(Dataset entries)

━━━━

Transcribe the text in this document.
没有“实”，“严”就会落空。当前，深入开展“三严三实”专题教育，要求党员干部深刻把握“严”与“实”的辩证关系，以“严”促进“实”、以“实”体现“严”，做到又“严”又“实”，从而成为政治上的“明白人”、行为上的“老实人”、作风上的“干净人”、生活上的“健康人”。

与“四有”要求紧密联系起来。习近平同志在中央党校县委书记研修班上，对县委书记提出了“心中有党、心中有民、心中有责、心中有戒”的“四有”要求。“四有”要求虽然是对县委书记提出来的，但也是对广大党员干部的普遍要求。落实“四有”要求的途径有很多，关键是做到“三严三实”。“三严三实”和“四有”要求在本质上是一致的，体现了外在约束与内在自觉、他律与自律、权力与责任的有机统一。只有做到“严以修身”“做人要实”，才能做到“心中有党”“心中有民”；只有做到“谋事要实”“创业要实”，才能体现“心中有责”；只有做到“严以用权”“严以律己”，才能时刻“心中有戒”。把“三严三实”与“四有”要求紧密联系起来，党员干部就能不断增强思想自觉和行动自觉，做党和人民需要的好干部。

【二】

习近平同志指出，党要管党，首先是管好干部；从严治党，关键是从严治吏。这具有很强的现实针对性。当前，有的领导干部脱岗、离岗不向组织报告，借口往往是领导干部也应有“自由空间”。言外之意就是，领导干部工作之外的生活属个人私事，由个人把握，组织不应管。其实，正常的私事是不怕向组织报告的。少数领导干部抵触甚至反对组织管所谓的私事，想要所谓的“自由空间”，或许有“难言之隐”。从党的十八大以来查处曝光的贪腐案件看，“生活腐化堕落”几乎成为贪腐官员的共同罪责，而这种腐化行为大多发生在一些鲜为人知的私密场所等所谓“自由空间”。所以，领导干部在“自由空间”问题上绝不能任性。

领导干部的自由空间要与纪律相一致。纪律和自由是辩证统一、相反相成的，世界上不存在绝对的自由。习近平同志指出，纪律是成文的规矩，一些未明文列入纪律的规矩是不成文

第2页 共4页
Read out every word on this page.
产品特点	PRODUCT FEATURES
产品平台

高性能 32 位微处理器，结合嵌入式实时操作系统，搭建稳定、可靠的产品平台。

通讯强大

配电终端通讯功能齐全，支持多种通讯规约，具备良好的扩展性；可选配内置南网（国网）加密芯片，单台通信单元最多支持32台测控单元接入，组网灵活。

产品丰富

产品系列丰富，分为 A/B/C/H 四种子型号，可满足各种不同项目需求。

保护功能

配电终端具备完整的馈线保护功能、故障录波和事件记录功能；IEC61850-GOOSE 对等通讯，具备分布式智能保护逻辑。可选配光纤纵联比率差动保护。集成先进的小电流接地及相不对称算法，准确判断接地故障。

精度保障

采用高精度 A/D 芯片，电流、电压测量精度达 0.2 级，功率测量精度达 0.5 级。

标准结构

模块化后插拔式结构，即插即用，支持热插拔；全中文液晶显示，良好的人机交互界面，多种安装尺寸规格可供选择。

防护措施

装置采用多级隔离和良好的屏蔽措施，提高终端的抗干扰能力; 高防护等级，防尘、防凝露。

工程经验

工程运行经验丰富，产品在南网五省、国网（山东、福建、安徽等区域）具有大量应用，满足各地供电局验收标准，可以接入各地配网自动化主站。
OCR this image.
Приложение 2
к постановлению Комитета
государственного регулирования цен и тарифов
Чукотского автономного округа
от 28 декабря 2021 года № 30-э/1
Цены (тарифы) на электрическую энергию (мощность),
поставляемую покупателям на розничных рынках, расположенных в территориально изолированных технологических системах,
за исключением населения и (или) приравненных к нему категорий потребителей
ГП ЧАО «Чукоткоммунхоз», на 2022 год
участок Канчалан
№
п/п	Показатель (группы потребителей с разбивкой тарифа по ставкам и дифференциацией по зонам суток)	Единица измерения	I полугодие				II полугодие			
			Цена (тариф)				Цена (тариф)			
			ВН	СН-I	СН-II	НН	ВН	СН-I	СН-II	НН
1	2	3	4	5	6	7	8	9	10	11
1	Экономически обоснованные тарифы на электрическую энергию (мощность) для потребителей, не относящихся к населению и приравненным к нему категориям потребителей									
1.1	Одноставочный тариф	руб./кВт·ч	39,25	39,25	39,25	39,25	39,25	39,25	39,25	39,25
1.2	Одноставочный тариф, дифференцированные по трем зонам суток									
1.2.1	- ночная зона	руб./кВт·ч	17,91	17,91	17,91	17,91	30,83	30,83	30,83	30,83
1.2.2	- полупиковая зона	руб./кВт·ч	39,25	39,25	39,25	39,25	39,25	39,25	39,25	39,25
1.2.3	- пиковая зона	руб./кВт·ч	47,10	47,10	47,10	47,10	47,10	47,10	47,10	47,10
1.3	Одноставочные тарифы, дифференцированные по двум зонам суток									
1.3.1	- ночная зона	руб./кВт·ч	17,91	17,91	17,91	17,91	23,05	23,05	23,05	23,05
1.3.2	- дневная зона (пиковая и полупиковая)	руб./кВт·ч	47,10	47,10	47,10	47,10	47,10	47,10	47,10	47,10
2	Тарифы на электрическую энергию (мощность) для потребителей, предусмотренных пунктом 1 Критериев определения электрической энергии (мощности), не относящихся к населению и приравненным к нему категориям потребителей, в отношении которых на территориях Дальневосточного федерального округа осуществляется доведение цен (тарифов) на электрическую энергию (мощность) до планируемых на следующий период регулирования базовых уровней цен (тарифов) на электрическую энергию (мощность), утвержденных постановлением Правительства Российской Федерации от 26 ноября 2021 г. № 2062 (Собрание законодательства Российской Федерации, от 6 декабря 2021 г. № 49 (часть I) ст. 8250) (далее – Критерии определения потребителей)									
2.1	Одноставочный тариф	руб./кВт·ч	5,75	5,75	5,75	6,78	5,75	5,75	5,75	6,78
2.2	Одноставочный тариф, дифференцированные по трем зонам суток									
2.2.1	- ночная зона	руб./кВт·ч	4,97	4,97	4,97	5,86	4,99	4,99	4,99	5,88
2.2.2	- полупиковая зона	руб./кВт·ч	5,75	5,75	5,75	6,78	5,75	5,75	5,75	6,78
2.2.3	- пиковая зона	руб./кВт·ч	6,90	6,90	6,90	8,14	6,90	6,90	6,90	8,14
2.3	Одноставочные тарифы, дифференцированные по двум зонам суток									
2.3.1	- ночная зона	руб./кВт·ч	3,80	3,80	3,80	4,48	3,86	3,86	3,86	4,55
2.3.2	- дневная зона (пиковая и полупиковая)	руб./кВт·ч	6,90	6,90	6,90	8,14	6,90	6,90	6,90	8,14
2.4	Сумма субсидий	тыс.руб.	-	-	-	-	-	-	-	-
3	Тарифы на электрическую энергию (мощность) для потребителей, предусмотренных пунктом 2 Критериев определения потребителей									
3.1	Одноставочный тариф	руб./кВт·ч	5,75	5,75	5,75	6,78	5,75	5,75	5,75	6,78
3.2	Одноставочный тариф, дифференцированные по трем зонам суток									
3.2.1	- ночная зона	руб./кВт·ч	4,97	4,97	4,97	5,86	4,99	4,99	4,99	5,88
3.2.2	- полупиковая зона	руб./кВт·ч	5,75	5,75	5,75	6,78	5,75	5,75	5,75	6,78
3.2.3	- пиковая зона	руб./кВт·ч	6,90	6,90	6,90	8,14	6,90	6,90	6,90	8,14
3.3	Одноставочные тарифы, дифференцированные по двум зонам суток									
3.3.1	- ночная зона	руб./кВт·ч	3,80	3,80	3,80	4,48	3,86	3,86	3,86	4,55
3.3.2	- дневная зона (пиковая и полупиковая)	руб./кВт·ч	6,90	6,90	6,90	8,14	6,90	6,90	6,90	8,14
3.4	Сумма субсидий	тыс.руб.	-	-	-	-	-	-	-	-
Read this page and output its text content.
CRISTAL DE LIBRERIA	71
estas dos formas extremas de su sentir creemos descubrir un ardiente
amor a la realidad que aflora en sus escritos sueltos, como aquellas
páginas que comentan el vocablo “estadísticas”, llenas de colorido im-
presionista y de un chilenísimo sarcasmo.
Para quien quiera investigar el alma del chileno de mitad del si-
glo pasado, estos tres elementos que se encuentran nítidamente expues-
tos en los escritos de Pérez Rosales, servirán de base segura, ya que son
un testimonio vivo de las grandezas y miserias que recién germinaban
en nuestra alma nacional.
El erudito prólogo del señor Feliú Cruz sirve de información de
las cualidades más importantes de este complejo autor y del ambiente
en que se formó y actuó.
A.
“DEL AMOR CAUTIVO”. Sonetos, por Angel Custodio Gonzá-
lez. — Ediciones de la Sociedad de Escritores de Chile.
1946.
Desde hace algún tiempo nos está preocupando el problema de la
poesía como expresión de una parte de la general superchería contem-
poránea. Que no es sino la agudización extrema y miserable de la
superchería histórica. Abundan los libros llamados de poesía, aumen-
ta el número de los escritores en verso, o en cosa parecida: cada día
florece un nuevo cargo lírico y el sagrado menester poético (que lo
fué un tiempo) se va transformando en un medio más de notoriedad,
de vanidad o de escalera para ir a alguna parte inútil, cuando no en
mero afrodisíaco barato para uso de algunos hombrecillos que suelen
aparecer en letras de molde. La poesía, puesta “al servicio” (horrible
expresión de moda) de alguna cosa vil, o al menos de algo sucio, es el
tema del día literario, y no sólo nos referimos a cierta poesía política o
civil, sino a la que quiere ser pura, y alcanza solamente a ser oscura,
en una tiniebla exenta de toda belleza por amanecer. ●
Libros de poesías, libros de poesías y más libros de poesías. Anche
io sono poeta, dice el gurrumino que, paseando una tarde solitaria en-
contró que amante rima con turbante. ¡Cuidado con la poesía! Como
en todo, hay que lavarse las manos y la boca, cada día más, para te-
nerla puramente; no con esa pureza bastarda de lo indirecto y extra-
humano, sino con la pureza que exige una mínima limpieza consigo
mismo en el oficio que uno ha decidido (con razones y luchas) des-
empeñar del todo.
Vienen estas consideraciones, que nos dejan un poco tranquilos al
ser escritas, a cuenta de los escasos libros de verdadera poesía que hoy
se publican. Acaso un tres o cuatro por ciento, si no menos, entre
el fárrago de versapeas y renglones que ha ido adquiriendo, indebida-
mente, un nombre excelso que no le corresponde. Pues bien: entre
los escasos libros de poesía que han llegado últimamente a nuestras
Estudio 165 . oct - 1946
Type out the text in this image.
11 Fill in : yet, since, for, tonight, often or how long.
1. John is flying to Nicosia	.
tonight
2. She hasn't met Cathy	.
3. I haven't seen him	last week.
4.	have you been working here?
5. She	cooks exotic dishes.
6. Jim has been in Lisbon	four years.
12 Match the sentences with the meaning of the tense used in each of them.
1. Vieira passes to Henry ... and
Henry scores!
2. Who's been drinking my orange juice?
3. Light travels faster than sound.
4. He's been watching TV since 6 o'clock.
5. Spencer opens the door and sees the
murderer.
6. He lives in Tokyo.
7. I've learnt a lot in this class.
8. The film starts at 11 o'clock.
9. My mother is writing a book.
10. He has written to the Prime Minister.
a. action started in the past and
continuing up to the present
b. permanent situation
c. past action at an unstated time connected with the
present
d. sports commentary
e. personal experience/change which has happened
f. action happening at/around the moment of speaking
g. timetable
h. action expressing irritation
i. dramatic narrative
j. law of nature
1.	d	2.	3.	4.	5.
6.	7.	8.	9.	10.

━━━━

TASK OBJECTIVE: Which lines include the word "image"? List them all.

EXERCISE ANSWER:
OCR this image.
Type out the text in this image.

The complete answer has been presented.